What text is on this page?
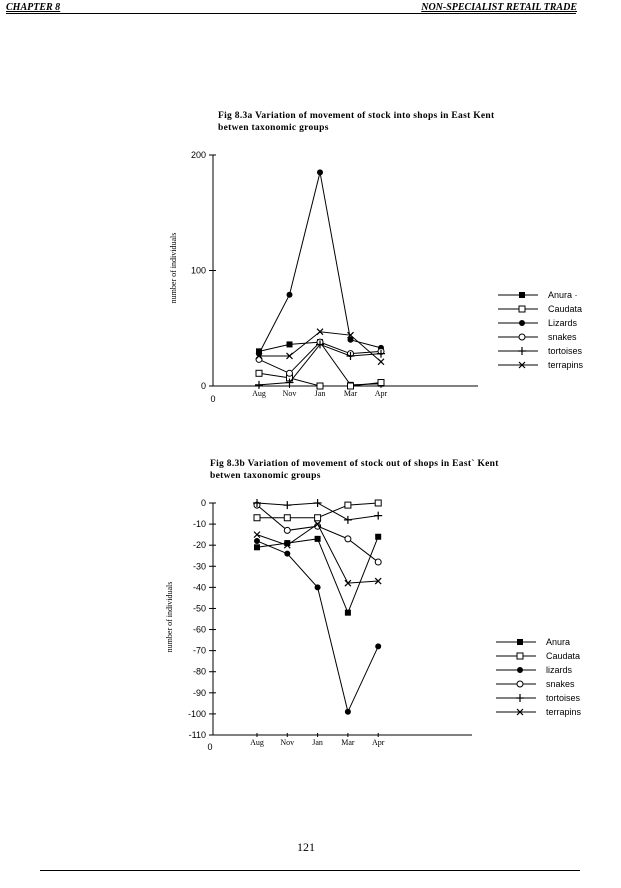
CHAPTER 8	NON-SPECIALIST RETAIL TRADE
Fig 8.3a Variation of movement of stock into shops in East Kent
betwen taxonomic groups
Fig 8.3b Variation of movement of stock out of shops in East` Kent
betwen taxonomic groups
0
100
200
Aug Nov Jan Mar Apr
0
number of individuals	Anura ·
Caudata
Lizards
snakes
tortoises
terrapins
0
-10
-20
-30
-40
-50
-60
-70
-80
-90
-100
-110
Aug Nov Jan Mar Apr
0
number of individuals	Anura
Caudata
lizards
snakes
tortoises
terrapins
121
=======
• **SHORT PROBLEM**: Output the data exactly. Pictures don't belong in the result.

• **COMPLETE ANSWER**:
What text is on this page?
CHAPTER 8	NON-SPECIALIST RETAIL TRADE
Fig 8.3a Variation of movement of stock into shops in East Kent
betwen taxonomic groups
Fig 8.3b Variation of movement of stock out of shops in East` Kent
betwen taxonomic groups
0
100
200
Aug Nov Jan Mar Apr
0
number of individuals	Anura ·
Caudata
Lizards
snakes
tortoises
terrapins
0
-10
-20
-30
-40
-50
-60
-70
-80
-90
-100
-110
Aug Nov Jan Mar Apr
0
number of individuals	Anura
Caudata
lizards
snakes
tortoises
terrapins
121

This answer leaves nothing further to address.